RECORDS SHOWN:

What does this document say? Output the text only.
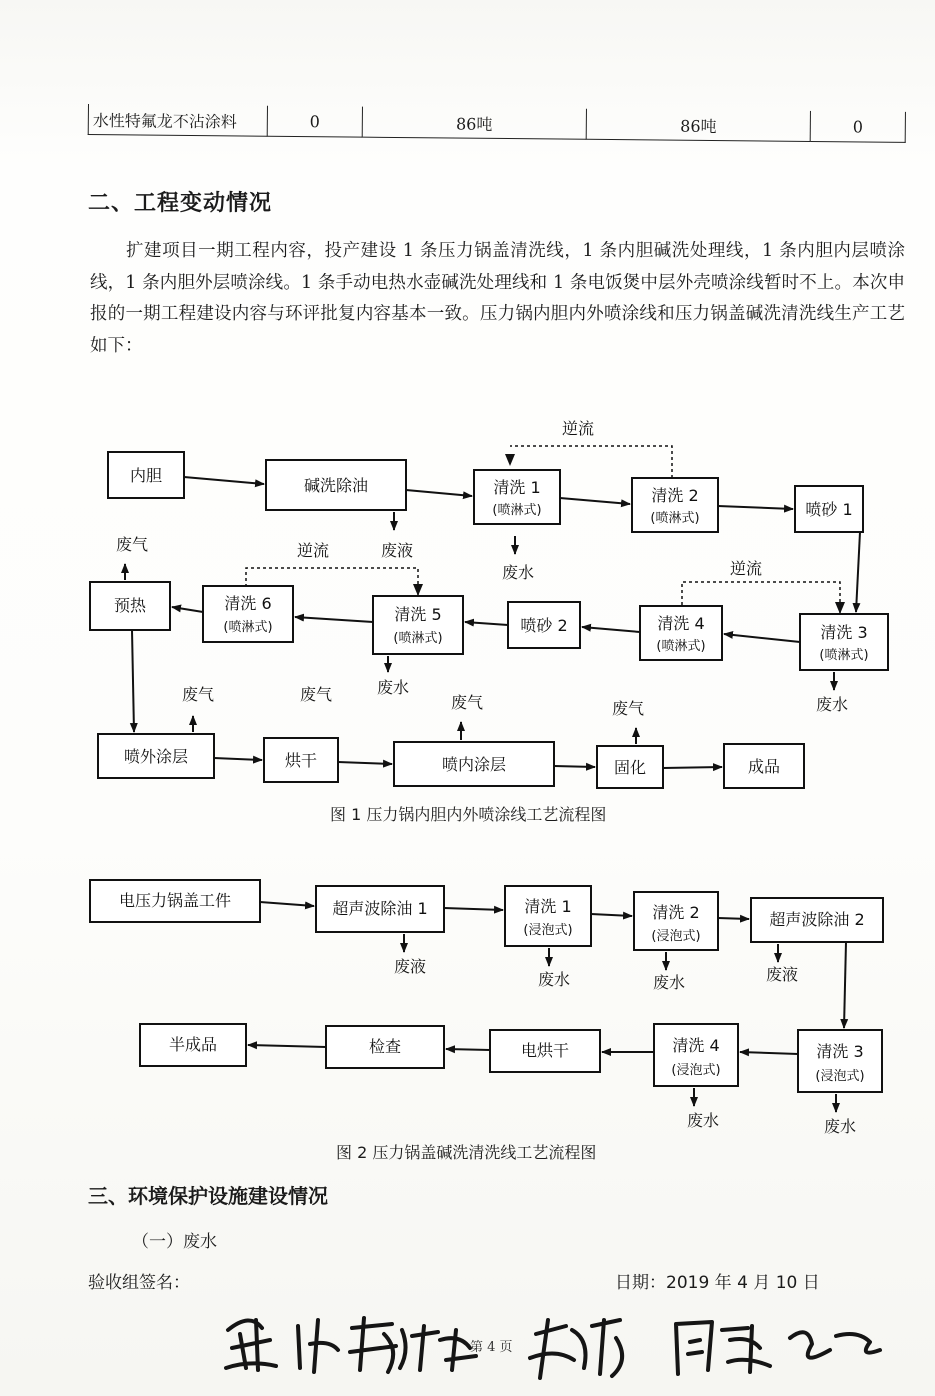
水性特氟龙不沾涂料	0	86吨	86吨	0
二、工程变动情况
扩建项目一期工程内容，投产建设 1 条压力锅盖清洗线，1 条内胆碱洗处理线，1 条内胆内层喷涂线，1 条内胆外层喷涂线。1 条手动电热水壶碱洗处理线和 1 条电饭煲中层外壳喷涂线暂时不上。本次申报的一期工程建设内容与环评批复内容基本一致。压力锅内胆内外喷涂线和压力锅盖碱洗清洗线生产工艺如下：
内胆
碱洗除油	清洗 1
(喷淋式)
清洗 2
(喷淋式)	喷砂 1
清洗 3
(喷淋式)
清洗 4
(喷淋式)
喷砂 2
清洗 5
(喷淋式)
清洗 6
(喷淋式)
预热
喷外涂层	烘干	喷内涂层	固化	成品
逆流
逆流
逆流
废液
废水
废水
废水
废气
废气	废气	废气	废气
电压力锅盖工件	超声波除油 1	清洗 1
(浸泡式)
清洗 2
(浸泡式)
超声波除油 2
清洗 3
(浸泡式)
清洗 4
(浸泡式)
电烘干
检查
半成品
废液
废水	废水	废液
废水	废水
图 1 压力锅内胆内外喷涂线工艺流程图
图 2 压力锅盖碱洗清洗线工艺流程图
三、环境保护设施建设情况
（一）废水
验收组签名：	日期：2019 年 4 月 10 日
第 4 页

EXERCISE INSTRUCTIONS: Repeat all the records above exactly, leaving out any pictures.

ANSWER TO THIS PROBLEM:
What does this document say? Output the text only.
水性特氟龙不沾涂料	0	86吨	86吨	0
二、工程变动情况
扩建项目一期工程内容，投产建设 1 条压力锅盖清洗线，1 条内胆碱洗处理线，1 条内胆内层喷涂线，1 条内胆外层喷涂线。1 条手动电热水壶碱洗处理线和 1 条电饭煲中层外壳喷涂线暂时不上。本次申报的一期工程建设内容与环评批复内容基本一致。压力锅内胆内外喷涂线和压力锅盖碱洗清洗线生产工艺如下：
内胆
碱洗除油	清洗 1
(喷淋式)
清洗 2
(喷淋式)	喷砂 1
清洗 3
(喷淋式)
清洗 4
(喷淋式)
喷砂 2
清洗 5
(喷淋式)
清洗 6
(喷淋式)
预热
喷外涂层	烘干	喷内涂层	固化	成品
逆流
逆流
逆流
废液
废水
废水
废水
废气
废气	废气	废气	废气
电压力锅盖工件	超声波除油 1	清洗 1
(浸泡式)
清洗 2
(浸泡式)
超声波除油 2
清洗 3
(浸泡式)
清洗 4
(浸泡式)
电烘干
检查
半成品
废液
废水	废水	废液
废水	废水
图 1 压力锅内胆内外喷涂线工艺流程图
图 2 压力锅盖碱洗清洗线工艺流程图
三、环境保护设施建设情况
（一）废水
验收组签名：	日期：2019 年 4 月 10 日
第 4 页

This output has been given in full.